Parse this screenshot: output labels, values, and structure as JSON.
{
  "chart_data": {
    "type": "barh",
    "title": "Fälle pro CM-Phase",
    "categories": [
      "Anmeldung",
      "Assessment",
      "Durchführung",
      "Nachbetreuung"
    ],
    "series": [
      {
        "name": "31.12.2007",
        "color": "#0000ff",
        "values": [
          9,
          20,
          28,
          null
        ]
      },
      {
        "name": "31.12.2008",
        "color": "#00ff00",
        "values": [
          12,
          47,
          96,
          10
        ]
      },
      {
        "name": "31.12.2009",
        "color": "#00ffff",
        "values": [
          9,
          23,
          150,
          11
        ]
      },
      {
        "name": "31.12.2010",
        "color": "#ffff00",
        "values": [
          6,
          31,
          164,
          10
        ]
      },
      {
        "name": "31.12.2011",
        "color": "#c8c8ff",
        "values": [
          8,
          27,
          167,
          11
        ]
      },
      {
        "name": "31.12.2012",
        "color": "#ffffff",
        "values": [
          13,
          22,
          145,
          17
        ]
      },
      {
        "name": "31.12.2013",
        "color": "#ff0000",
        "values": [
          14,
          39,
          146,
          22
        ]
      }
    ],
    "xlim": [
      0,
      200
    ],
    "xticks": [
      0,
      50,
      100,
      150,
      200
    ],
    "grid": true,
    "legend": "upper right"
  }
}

——

◆ **AIM OF THE EXERCISE**
Print out every entry, keeping each one exact.

◆ **ANSWER FOR THIS EXERCISE**
Parse this screenshot: output labels, values, and structure as JSON.
{
  "chart_data": {
    "type": "barh",
    "title": "Fälle pro CM-Phase",
    "categories": [
      "Anmeldung",
      "Assessment",
      "Durchführung",
      "Nachbetreuung"
    ],
    "series": [
      {
        "name": "31.12.2007",
        "color": "#0000ff",
        "values": [
          9,
          20,
          28,
          null
        ]
      },
      {
        "name": "31.12.2008",
        "color": "#00ff00",
        "values": [
          12,
          47,
          96,
          10
        ]
      },
      {
        "name": "31.12.2009",
        "color": "#00ffff",
        "values": [
          9,
          23,
          150,
          11
        ]
      },
      {
        "name": "31.12.2010",
        "color": "#ffff00",
        "values": [
          6,
          31,
          164,
          10
        ]
      },
      {
        "name": "31.12.2011",
        "color": "#c8c8ff",
        "values": [
          8,
          27,
          167,
          11
        ]
      },
      {
        "name": "31.12.2012",
        "color": "#ffffff",
        "values": [
          13,
          22,
          145,
          17
        ]
      },
      {
        "name": "31.12.2013",
        "color": "#ff0000",
        "values": [
          14,
          39,
          146,
          22
        ]
      }
    ],
    "xlim": [
      0,
      200
    ],
    "xticks": [
      0,
      50,
      100,
      150,
      200
    ],
    "grid": true,
    "legend": "upper right"
  }
}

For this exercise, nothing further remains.